▸ The task
Only a number is wanted. Count the lines holding the string "Федерации".
* Start Entries *
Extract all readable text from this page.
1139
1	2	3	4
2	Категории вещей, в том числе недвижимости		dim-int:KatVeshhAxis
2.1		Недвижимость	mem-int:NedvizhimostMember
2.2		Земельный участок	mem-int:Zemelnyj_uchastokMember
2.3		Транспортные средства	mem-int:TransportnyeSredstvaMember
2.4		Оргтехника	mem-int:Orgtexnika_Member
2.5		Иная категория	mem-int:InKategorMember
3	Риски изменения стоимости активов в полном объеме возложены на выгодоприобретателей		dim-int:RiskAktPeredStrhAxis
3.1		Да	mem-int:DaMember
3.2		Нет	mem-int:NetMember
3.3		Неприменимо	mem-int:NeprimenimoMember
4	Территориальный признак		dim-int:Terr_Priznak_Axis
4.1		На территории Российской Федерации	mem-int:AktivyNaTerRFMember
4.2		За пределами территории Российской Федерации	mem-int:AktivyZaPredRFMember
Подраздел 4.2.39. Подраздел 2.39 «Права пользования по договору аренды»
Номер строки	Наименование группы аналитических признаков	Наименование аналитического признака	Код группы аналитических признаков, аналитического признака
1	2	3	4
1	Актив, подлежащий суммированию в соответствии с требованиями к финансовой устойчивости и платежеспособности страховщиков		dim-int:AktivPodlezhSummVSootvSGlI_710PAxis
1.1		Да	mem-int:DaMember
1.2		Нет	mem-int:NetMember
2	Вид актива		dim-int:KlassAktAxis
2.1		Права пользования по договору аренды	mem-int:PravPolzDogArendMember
* End Entries *
* Start Entries *
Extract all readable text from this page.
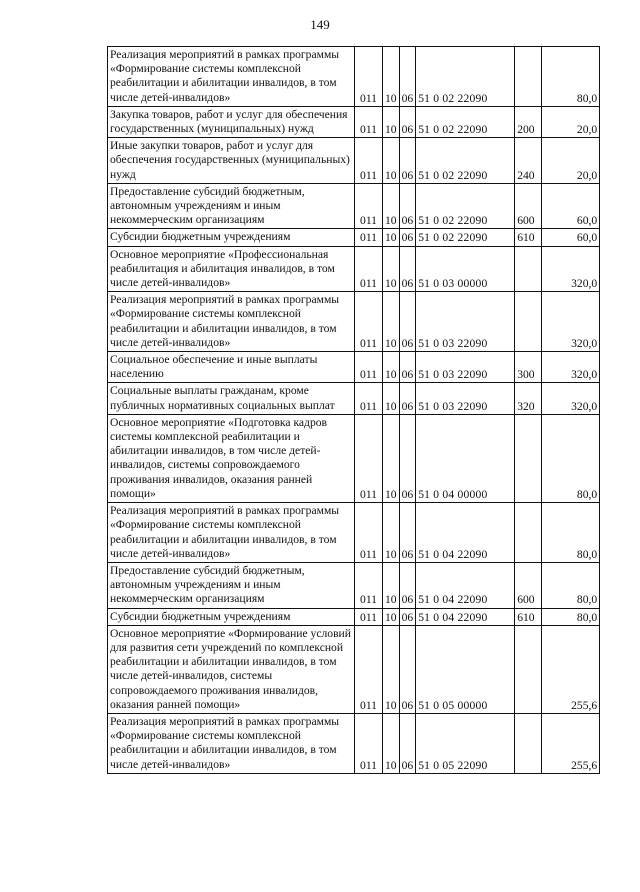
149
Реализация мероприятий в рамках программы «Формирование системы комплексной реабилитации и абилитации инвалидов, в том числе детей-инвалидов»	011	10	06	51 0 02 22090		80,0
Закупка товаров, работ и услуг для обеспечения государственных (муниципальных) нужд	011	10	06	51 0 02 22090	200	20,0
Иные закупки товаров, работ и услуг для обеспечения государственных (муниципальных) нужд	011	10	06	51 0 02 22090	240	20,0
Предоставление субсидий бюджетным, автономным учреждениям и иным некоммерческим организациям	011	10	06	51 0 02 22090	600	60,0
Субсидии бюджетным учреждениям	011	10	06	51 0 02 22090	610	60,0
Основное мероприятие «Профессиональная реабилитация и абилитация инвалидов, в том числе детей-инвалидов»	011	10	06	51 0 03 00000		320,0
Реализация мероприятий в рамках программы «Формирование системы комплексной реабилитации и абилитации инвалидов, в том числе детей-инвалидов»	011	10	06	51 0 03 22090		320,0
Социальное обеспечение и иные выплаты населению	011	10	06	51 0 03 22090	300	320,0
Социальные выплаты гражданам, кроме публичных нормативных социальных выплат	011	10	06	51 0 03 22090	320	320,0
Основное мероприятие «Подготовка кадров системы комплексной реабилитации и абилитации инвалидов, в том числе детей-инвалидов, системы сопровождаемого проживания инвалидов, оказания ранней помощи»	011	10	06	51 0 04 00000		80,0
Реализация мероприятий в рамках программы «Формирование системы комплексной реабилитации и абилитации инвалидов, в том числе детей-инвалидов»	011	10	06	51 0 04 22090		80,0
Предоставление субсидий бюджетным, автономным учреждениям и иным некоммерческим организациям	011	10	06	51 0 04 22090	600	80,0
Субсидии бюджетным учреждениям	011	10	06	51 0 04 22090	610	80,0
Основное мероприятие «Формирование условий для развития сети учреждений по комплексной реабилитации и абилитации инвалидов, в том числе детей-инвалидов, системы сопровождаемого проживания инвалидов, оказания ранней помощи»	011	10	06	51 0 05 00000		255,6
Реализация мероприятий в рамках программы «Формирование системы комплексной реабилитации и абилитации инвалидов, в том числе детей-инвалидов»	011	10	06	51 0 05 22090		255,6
* End Entries *
* Start Entries *
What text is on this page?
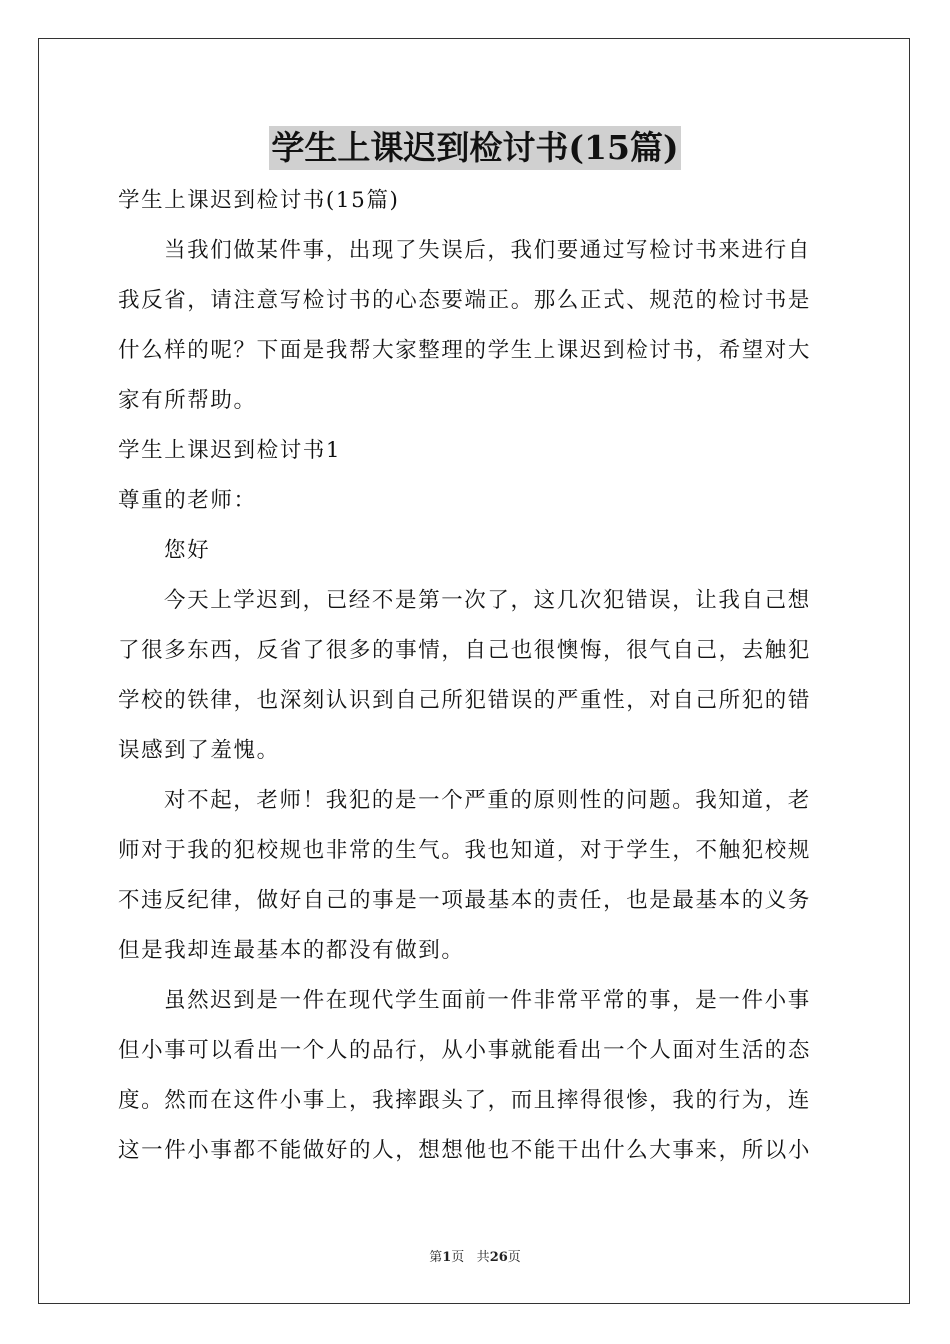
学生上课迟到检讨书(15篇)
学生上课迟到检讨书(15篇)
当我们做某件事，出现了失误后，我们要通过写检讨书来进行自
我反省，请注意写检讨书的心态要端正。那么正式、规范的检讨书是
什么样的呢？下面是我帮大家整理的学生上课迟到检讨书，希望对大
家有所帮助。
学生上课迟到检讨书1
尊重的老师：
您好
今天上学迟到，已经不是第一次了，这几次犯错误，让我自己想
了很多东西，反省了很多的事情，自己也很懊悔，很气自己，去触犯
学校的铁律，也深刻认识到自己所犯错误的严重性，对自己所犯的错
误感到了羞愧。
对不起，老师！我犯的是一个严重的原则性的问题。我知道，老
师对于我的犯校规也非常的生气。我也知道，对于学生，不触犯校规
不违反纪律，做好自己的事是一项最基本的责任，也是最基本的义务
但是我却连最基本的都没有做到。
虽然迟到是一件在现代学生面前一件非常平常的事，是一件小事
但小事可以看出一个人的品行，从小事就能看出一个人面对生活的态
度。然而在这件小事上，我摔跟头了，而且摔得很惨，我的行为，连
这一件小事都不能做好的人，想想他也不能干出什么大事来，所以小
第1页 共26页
* End Entries *
▸ Full output
2